● Excerpt
------------------------------------------------

# Millport Open - Saturday 20th July



## Farneyman (Jun 15, 2013)

As I have been handed the reins for this one it's time to get some numbers together as to who is willing to travel.

Rough details will be the same as last year, similar ferry time with lunchtimeish  tee time. Not too early a start and back across the water a


So who's up for it this year?

Exact details will be confirmed closer to the time.

Copy and paste...

Farneyman
ThePreviousForumMemberTheCraw


----------



## martybhoy1888 (Jun 15, 2013)

farneyman said:



			as i have been handed the reins for this one it's time to get some numbers together as to who is willing to travel.

Rough details will be the same as last year, similar ferry time with lunchtimeish  tee time. Not too early a start and back across the water a


so who's up for it this year?

Exact details will be confirmed closer to the time.

Copy and paste...

Farneyman
thepreviousforummemberthecraw
		
Click to expand...

*count me in mate! *


----------



## Farneyman (Jun 15, 2013)

Farneyman
ThePreviousForumMemberTheCraw
Martybhoy1888


----------



## bigslice (Jun 15, 2013)

copy and paste, who he?
count me in


----------



## Farneyman (Jun 15, 2013)

Farneyman
ThePreviousForumMemberTheCraw
Martybhoy1888
Bigslice


I see you boys are struggling with the old copy paste- reply with quote


----------



## Val (Jun 15, 2013)

Farneyman
ThePreviousForumMemberTheCraw
Martybhoy1888
Bigslice
Val


----------



## GreiginFife (Jun 15, 2013)

Farneyman
ThePreviousForumMemberTheCraw
Martybhoy1888
Bigslice
Val
Greiginfife


----------



## Iaing (Jun 15, 2013)

Farneyman
ThePreviousForumMemberTheCraw
Martybhoy1888
Bigslice
Val
Greiginfife
Iaing


----------



## Val (Jun 15, 2013)

------------------------------------------------

● Record extracts
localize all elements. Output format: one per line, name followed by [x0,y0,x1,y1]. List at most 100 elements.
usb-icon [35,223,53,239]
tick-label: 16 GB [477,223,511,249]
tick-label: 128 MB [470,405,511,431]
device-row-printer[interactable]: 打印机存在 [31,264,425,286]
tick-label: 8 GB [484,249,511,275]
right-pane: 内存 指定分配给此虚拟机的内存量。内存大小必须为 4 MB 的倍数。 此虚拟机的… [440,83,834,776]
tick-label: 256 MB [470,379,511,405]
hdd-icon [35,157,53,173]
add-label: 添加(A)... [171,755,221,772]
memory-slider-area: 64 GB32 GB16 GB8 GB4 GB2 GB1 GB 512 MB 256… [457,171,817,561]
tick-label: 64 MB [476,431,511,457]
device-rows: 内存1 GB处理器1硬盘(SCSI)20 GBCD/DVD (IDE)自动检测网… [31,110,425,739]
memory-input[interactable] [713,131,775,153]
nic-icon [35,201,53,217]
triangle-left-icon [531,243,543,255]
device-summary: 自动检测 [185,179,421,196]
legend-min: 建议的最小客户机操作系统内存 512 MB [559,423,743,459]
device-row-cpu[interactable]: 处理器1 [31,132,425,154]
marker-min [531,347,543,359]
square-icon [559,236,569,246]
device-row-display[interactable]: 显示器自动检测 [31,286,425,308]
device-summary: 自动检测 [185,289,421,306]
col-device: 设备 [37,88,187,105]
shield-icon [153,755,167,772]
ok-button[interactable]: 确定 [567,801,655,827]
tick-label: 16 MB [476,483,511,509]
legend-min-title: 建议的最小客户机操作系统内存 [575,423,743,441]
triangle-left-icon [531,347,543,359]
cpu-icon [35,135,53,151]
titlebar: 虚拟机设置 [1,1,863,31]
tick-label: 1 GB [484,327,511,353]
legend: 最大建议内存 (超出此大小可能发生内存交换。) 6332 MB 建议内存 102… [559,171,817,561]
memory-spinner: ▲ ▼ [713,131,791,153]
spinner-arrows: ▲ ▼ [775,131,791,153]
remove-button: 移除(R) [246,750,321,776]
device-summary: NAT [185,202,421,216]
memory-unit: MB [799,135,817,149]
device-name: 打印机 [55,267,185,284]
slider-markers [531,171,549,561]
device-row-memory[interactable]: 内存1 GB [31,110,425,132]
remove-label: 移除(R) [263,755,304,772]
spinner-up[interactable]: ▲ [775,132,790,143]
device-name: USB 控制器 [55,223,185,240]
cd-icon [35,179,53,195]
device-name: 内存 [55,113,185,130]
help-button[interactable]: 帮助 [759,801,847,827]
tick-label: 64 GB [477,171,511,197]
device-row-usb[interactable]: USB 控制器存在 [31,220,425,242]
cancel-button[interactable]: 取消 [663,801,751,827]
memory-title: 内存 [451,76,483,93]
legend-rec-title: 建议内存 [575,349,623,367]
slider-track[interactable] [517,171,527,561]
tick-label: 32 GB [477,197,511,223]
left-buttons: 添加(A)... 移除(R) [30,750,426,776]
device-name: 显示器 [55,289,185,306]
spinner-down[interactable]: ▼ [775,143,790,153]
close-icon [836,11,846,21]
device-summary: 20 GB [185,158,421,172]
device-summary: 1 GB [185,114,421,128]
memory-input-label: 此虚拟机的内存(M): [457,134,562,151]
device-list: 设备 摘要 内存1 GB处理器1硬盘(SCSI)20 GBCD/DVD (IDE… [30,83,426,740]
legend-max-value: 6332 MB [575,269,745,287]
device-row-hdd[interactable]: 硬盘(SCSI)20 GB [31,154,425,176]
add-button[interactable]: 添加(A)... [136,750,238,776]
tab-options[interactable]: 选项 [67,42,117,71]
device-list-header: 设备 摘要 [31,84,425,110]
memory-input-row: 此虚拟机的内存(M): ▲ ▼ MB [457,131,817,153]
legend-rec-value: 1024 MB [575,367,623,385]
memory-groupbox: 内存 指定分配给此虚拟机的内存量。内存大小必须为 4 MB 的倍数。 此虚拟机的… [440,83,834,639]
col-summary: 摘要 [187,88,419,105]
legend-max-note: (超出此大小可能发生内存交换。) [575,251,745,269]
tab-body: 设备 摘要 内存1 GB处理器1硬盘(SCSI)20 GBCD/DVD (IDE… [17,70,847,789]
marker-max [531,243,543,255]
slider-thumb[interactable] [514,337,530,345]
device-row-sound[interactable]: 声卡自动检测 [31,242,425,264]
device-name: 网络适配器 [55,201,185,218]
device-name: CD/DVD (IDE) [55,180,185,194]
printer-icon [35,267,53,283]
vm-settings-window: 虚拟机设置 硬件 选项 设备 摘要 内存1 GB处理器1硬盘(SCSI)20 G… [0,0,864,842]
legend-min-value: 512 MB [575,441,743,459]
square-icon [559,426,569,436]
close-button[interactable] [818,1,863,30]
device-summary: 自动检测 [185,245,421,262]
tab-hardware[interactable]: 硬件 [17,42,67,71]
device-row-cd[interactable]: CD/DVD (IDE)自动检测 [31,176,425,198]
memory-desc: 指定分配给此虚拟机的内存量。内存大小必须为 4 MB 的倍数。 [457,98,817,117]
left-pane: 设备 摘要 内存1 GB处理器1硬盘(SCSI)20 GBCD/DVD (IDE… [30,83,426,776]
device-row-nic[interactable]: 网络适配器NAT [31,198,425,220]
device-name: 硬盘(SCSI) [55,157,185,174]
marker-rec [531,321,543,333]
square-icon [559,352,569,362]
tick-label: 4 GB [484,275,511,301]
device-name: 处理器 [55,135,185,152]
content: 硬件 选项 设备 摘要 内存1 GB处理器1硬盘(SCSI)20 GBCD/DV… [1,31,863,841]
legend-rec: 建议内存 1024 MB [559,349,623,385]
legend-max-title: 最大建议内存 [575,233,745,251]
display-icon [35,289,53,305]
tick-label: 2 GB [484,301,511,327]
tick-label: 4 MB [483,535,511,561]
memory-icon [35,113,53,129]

------------------------------------------------

● What the task asks
Continue the Millport Open forum thread from its last line by writing the next part of the text.

● Response to this task
Farneyman
ThePreviousForumMemberTheCraw
Martybhoy1888
Bigslice
Greiginfife
Iaing

Hold that result, I can't make it as its the day after Hamilton races fair Friday meeting so I will be unfit to drive.


----------



## bigslice (Jun 15, 2013)

Valentino said:



			Farneyman
ThePreviousForumMemberTheCraw
Martybhoy1888
Bigslice
Greiginfife
Iaing

Hold that result, I can't make it as its the day after Hamilton races fair Friday meeting so I will be unfit to drive.
		
Click to expand...


largs train station is a 3 minute walk fae the ferry


----------



## Val (Jun 15, 2013)

No doubt, its the getting to Largs that could be the problem


----------



## Toad (Jun 15, 2013)

What time is the ferry as I may be up for this


----------



## GreiginFife (Jun 15, 2013)

Valentino said:



			Farneyman
ThePreviousForumMemberTheCraw
Martybhoy1888o
Bigslice
Greiginfife
Iaing

Hold that result, I can't make it as its the day after Hamilton races fair Friday meeting so I will be unfit to drive.
		
Click to expand...

Can someone not provide a pick up?


----------



## Farneyman (Jun 16, 2013)

Toad said:



			What time is the ferry as I may be up for this
		
Click to expand...

The ferry runs every 15 minutes in the summer and hoping for lunchtime tee times so probally getting ferry about 10:30ish to allow time for travel and bacon buttie....if the kitchen is open this year...I will confirm exact times next week once get an idea of numbers.

Also possibility of take a couple of motors over and split the cost...any volunteers?

http://status.calmac.info/Timetables/summer-cumbrae--largs-cumbrae-slip.pdf


----------



## Farneyman (Jun 16, 2013)

Ferry at 11 tee off from 1230-1300.

Give everyone time to travel and make arrangements.


----------



## GreiginFife (Jun 16, 2013)

Farneyman said:



			The ferry runs every 15 minutes in the summer and hoping for lunchtime tee times so probally getting ferry about 10:30ish to allow time for travel and bacon buttie....if the kitchen is open this year...I will confirm exact times next week once get an idea of numbers.

Also possibility of take a couple of motors over and split the cost...any volunteers?

http://status.calmac.info/Timetables/summer-cumbrae--largs-cumbrae-slip.pdf

Click to expand...

I will have my motor but its not very big unfortunately.


----------



## Toad (Jun 16, 2013)

Farneyman
ThePreviousForumMemberTheCraw
Martybhoy1888
Bigslice
Greiginfife
Iaing
Toad


I'm in.


----------



## Val (Jun 16, 2013)

Toad said:



			Farneyman
ThePreviousForumMemberTheCraw
Martybhoy1888
Bigslice
Greiginfife
Iaing
Toad


I'm in.
		
Click to expand...


Toad, I think maybe best re-scheduling the 21st at yours given this is on and final day at Muirfield is the 21st.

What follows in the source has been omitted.